__EXERCISE DESCRIPTION__. Reproduce the listing exactly, with no pictures in your copy.

__INPUT ROWS__.
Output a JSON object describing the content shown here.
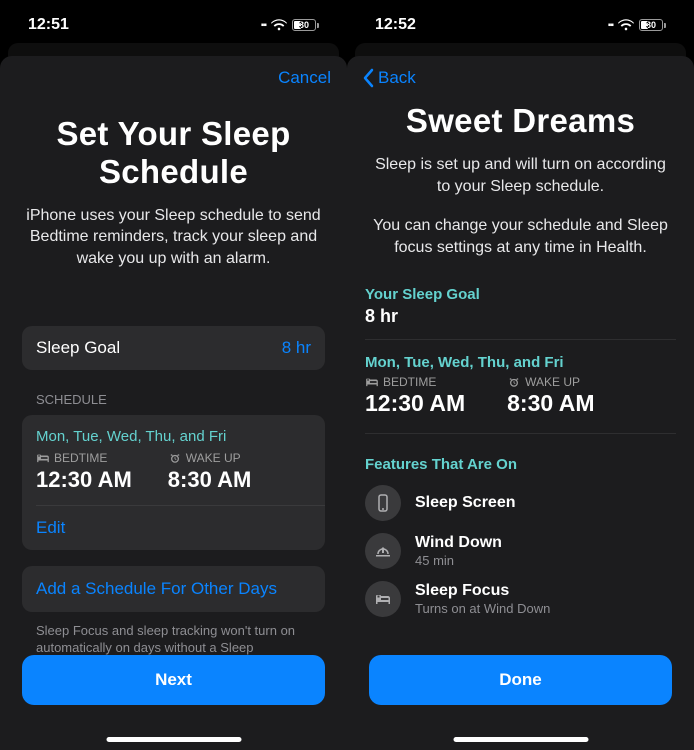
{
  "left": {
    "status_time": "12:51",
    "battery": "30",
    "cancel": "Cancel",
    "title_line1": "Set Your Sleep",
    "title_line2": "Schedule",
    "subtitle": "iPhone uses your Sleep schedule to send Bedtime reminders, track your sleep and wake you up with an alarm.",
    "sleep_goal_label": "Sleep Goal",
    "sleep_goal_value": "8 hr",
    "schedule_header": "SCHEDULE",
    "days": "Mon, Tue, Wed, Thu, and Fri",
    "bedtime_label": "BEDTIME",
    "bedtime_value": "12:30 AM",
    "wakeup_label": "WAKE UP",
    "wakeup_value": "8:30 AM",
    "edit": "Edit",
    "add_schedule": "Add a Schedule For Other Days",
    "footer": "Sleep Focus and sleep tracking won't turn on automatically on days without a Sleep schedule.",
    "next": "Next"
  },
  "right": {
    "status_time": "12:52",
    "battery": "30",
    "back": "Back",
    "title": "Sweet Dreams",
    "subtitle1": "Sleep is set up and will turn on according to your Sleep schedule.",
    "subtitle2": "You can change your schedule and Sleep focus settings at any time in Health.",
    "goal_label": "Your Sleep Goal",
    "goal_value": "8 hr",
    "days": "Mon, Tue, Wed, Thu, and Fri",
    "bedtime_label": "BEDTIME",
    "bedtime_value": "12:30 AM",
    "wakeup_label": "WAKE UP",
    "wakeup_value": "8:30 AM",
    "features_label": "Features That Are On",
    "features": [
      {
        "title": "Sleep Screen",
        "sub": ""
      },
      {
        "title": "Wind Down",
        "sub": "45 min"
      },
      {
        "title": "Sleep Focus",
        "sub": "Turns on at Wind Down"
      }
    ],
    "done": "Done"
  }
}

__CORRECT OUTPUT__.
Output a JSON object describing the content shown here.
{
  "left": {
    "status_time": "12:51",
    "battery": "30",
    "cancel": "Cancel",
    "title_line1": "Set Your Sleep",
    "title_line2": "Schedule",
    "subtitle": "iPhone uses your Sleep schedule to send Bedtime reminders, track your sleep and wake you up with an alarm.",
    "sleep_goal_label": "Sleep Goal",
    "sleep_goal_value": "8 hr",
    "schedule_header": "SCHEDULE",
    "days": "Mon, Tue, Wed, Thu, and Fri",
    "bedtime_label": "BEDTIME",
    "bedtime_value": "12:30 AM",
    "wakeup_label": "WAKE UP",
    "wakeup_value": "8:30 AM",
    "edit": "Edit",
    "add_schedule": "Add a Schedule For Other Days",
    "footer": "Sleep Focus and sleep tracking won't turn on automatically on days without a Sleep schedule.",
    "next": "Next"
  },
  "right": {
    "status_time": "12:52",
    "battery": "30",
    "back": "Back",
    "title": "Sweet Dreams",
    "subtitle1": "Sleep is set up and will turn on according to your Sleep schedule.",
    "subtitle2": "You can change your schedule and Sleep focus settings at any time in Health.",
    "goal_label": "Your Sleep Goal",
    "goal_value": "8 hr",
    "days": "Mon, Tue, Wed, Thu, and Fri",
    "bedtime_label": "BEDTIME",
    "bedtime_value": "12:30 AM",
    "wakeup_label": "WAKE UP",
    "wakeup_value": "8:30 AM",
    "features_label": "Features That Are On",
    "features": [
      {
        "title": "Sleep Screen",
        "sub": ""
      },
      {
        "title": "Wind Down",
        "sub": "45 min"
      },
      {
        "title": "Sleep Focus",
        "sub": "Turns on at Wind Down"
      }
    ],
    "done": "Done"
  }
}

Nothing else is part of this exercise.